GIVEN INSTRUCTION – Lines that include the word "strips" are the ones to copy.

-------- DATA

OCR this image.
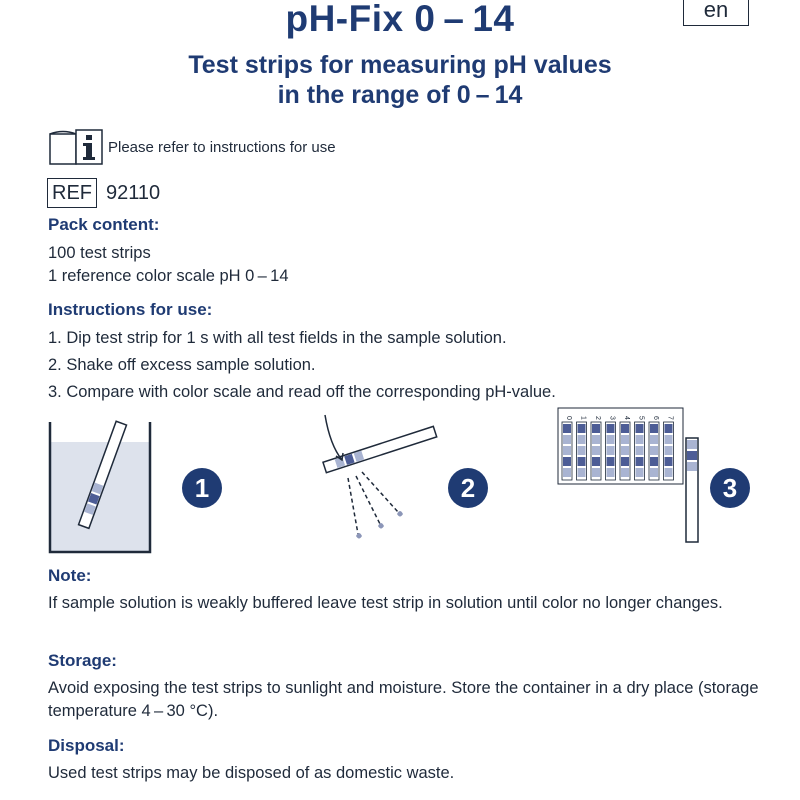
pH-Fix 0 – 14	en
Test strips for measuring pH values
in the range of 0 – 14
Please refer to instructions for use
REF 92110
Pack content:
100 test strips
1 reference color scale pH 0 – 14
Instructions for use:
1. Dip test strip for 1 s with all test fields in the sample solution.
2. Shake off excess sample solution.
3. Compare with color scale and read off the corresponding pH-value.
1	2
0 1 2 3 4 5 6 7
3
Note:
If sample solution is weakly buffered leave test strip in solution until color no longer changes.
Storage:
Avoid exposing the test strips to sunlight and moisture. Store the container in a dry place (storage temperature 4 – 30 °C).
Disposal:
Used test strips may be disposed of as domestic waste.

----------------

RESPONSE –
Test strips for measuring pH values
100 test strips
Avoid exposing the test strips to sunlight and moisture. Store the container in a dry place (storage temperature 4 – 30 °C).
Used test strips may be disposed of as domestic waste.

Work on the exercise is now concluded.